Some records
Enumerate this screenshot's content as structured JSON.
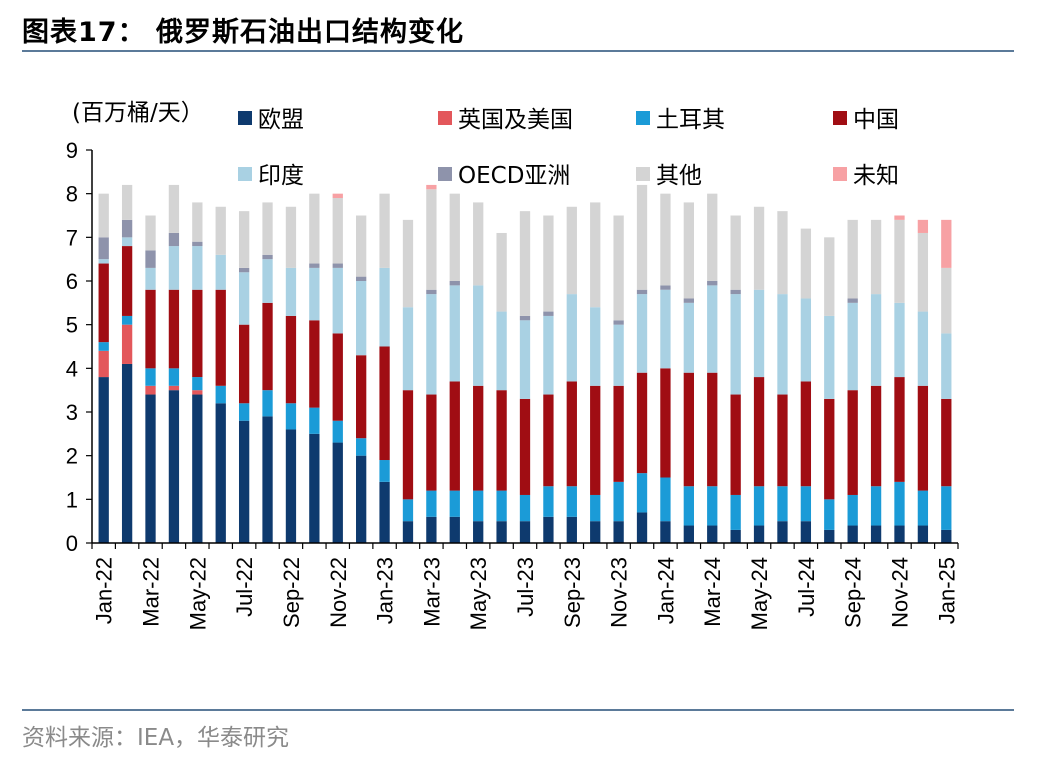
{
  "header": {
    "title": "图表17：  俄罗斯石油出口结构变化"
  },
  "footer": {
    "source": "资料来源：IEA，华泰研究"
  },
  "chart_data": {
    "type": "bar",
    "stacked": true,
    "unit_label": "(百万桶/天）",
    "ylim": [
      0,
      9
    ],
    "yticks": [
      0,
      1,
      2,
      3,
      4,
      5,
      6,
      7,
      8,
      9
    ],
    "grid": false,
    "legend_position": "top",
    "categories": [
      "Jan-22",
      "Feb-22",
      "Mar-22",
      "Apr-22",
      "May-22",
      "Jun-22",
      "Jul-22",
      "Aug-22",
      "Sep-22",
      "Oct-22",
      "Nov-22",
      "Dec-22",
      "Jan-23",
      "Feb-23",
      "Mar-23",
      "Apr-23",
      "May-23",
      "Jun-23",
      "Jul-23",
      "Aug-23",
      "Sep-23",
      "Oct-23",
      "Nov-23",
      "Dec-23",
      "Jan-24",
      "Feb-24",
      "Mar-24",
      "Apr-24",
      "May-24",
      "Jun-24",
      "Jul-24",
      "Aug-24",
      "Sep-24",
      "Oct-24",
      "Nov-24",
      "Dec-24",
      "Jan-25"
    ],
    "xticklabels": [
      "Jan-22",
      "",
      "Mar-22",
      "",
      "May-22",
      "",
      "Jul-22",
      "",
      "Sep-22",
      "",
      "Nov-22",
      "",
      "Jan-23",
      "",
      "Mar-23",
      "",
      "May-23",
      "",
      "Jul-23",
      "",
      "Sep-23",
      "",
      "Nov-23",
      "",
      "Jan-24",
      "",
      "Mar-24",
      "",
      "May-24",
      "",
      "Jul-24",
      "",
      "Sep-24",
      "",
      "Nov-24",
      "",
      "Jan-25"
    ],
    "series": [
      {
        "name": "欧盟",
        "color": "#0e3a6e",
        "values": [
          3.8,
          4.1,
          3.4,
          3.5,
          3.4,
          3.2,
          2.8,
          2.9,
          2.6,
          2.5,
          2.3,
          2.0,
          1.4,
          0.5,
          0.6,
          0.6,
          0.5,
          0.5,
          0.5,
          0.6,
          0.6,
          0.5,
          0.5,
          0.7,
          0.5,
          0.4,
          0.4,
          0.3,
          0.4,
          0.5,
          0.5,
          0.3,
          0.4,
          0.4,
          0.4,
          0.4,
          0.3
        ]
      },
      {
        "name": "英国及美国",
        "color": "#e3575b",
        "values": [
          0.6,
          0.9,
          0.2,
          0.1,
          0.1,
          0,
          0,
          0,
          0,
          0,
          0,
          0,
          0,
          0,
          0,
          0,
          0,
          0,
          0,
          0,
          0,
          0,
          0,
          0,
          0,
          0,
          0,
          0,
          0,
          0,
          0,
          0,
          0,
          0,
          0,
          0,
          0
        ]
      },
      {
        "name": "土耳其",
        "color": "#1b9bd7",
        "values": [
          0.2,
          0.2,
          0.4,
          0.4,
          0.3,
          0.4,
          0.4,
          0.6,
          0.6,
          0.6,
          0.5,
          0.4,
          0.5,
          0.5,
          0.6,
          0.6,
          0.7,
          0.7,
          0.6,
          0.7,
          0.7,
          0.6,
          0.9,
          0.9,
          1.0,
          0.9,
          0.9,
          0.8,
          0.9,
          0.8,
          0.8,
          0.7,
          0.7,
          0.9,
          1.0,
          0.8,
          1.0
        ]
      },
      {
        "name": "中国",
        "color": "#a00d13",
        "values": [
          1.8,
          1.6,
          1.8,
          1.8,
          2.0,
          2.2,
          1.8,
          2.0,
          2.0,
          2.0,
          2.0,
          1.9,
          2.6,
          2.5,
          2.2,
          2.5,
          2.4,
          2.3,
          2.2,
          2.1,
          2.4,
          2.5,
          2.2,
          2.3,
          2.5,
          2.6,
          2.6,
          2.3,
          2.5,
          2.1,
          2.4,
          2.3,
          2.4,
          2.3,
          2.4,
          2.4,
          2.0
        ]
      },
      {
        "name": "印度",
        "color": "#a9d1e3",
        "values": [
          0.1,
          0.2,
          0.5,
          1.0,
          1.0,
          0.8,
          1.2,
          1.0,
          1.1,
          1.2,
          1.5,
          1.7,
          1.8,
          1.9,
          2.3,
          2.2,
          2.3,
          1.8,
          1.8,
          1.8,
          2.0,
          1.8,
          1.4,
          1.8,
          1.8,
          1.6,
          2.0,
          2.3,
          2.0,
          2.3,
          1.9,
          1.9,
          2.0,
          2.1,
          1.7,
          1.7,
          1.5
        ]
      },
      {
        "name": "OECD亚洲",
        "color": "#8e93ab",
        "values": [
          0.5,
          0.4,
          0.4,
          0.3,
          0.1,
          0,
          0.1,
          0.1,
          0,
          0.1,
          0.1,
          0.1,
          0,
          0,
          0.1,
          0.1,
          0,
          0,
          0.1,
          0.1,
          0,
          0,
          0.1,
          0.1,
          0.1,
          0.1,
          0.1,
          0.1,
          0,
          0,
          0,
          0,
          0.1,
          0,
          0,
          0,
          0
        ]
      },
      {
        "name": "其他",
        "color": "#d4d4d4",
        "values": [
          1.0,
          0.8,
          0.8,
          1.1,
          0.9,
          1.1,
          1.3,
          1.2,
          1.4,
          1.6,
          1.5,
          1.4,
          1.7,
          2.0,
          2.3,
          2.0,
          1.9,
          1.8,
          2.4,
          2.2,
          2.0,
          2.4,
          2.4,
          2.4,
          2.1,
          2.2,
          2.0,
          1.7,
          1.9,
          1.9,
          1.6,
          1.8,
          1.8,
          1.7,
          1.9,
          1.8,
          1.5
        ]
      },
      {
        "name": "未知",
        "color": "#f7a1a4",
        "values": [
          0,
          0,
          0,
          0,
          0,
          0,
          0,
          0,
          0,
          0,
          0.1,
          0,
          0,
          0,
          0.1,
          0,
          0,
          0,
          0,
          0,
          0,
          0,
          0,
          0,
          0,
          0,
          0,
          0,
          0,
          0,
          0,
          0,
          0,
          0,
          0.1,
          0.3,
          1.1
        ]
      }
    ]
  }
}
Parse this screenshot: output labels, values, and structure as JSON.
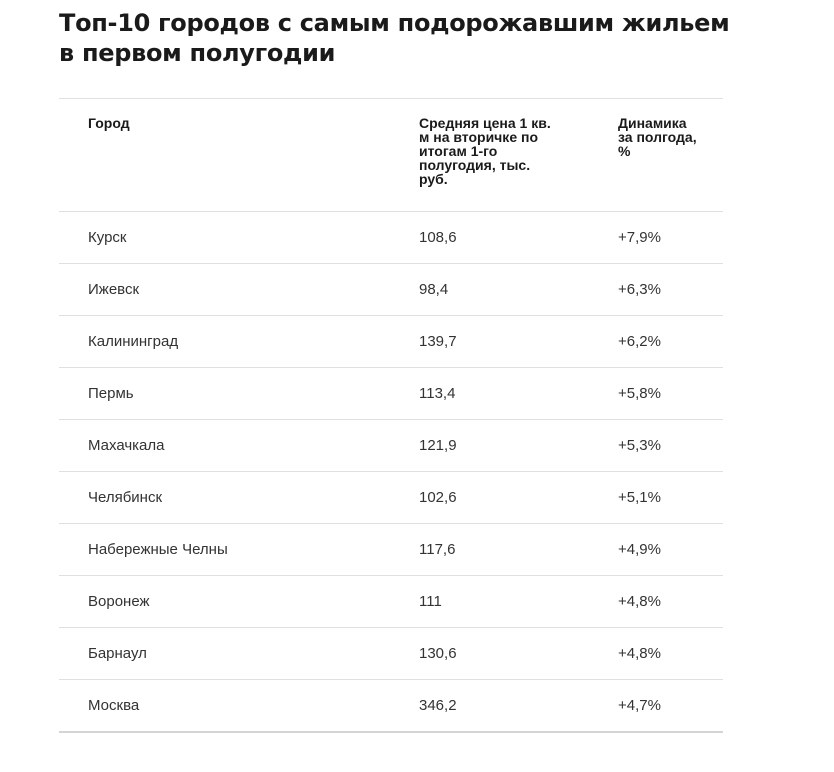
{
  "title": "Топ-10 городов с самым подорожавшим жильем в первом полугодии",
  "table": {
    "headers": {
      "city": "Город",
      "price": "Средняя цена 1 кв. м на вторичке по итогам 1-го полугодия, тыс. руб.",
      "change": "Динамика за полгода, %"
    },
    "rows": [
      {
        "city": "Курск",
        "price": "108,6",
        "change": "+7,9%"
      },
      {
        "city": "Ижевск",
        "price": "98,4",
        "change": "+6,3%"
      },
      {
        "city": "Калининград",
        "price": "139,7",
        "change": "+6,2%"
      },
      {
        "city": "Пермь",
        "price": "113,4",
        "change": "+5,8%"
      },
      {
        "city": "Махачкала",
        "price": "121,9",
        "change": "+5,3%"
      },
      {
        "city": "Челябинск",
        "price": "102,6",
        "change": "+5,1%"
      },
      {
        "city": "Набережные Челны",
        "price": "117,6",
        "change": "+4,9%"
      },
      {
        "city": "Воронеж",
        "price": "111",
        "change": "+4,8%"
      },
      {
        "city": "Барнаул",
        "price": "130,6",
        "change": "+4,8%"
      },
      {
        "city": "Москва",
        "price": "346,2",
        "change": "+4,7%"
      }
    ]
  }
}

Exercise objective: From the listing, copy every line where the string "screenshot" appears.

Full response:
Enumerate this screenshot's content as structured JSON.
Parse this screenshot: output labels, values, and structure as JSON.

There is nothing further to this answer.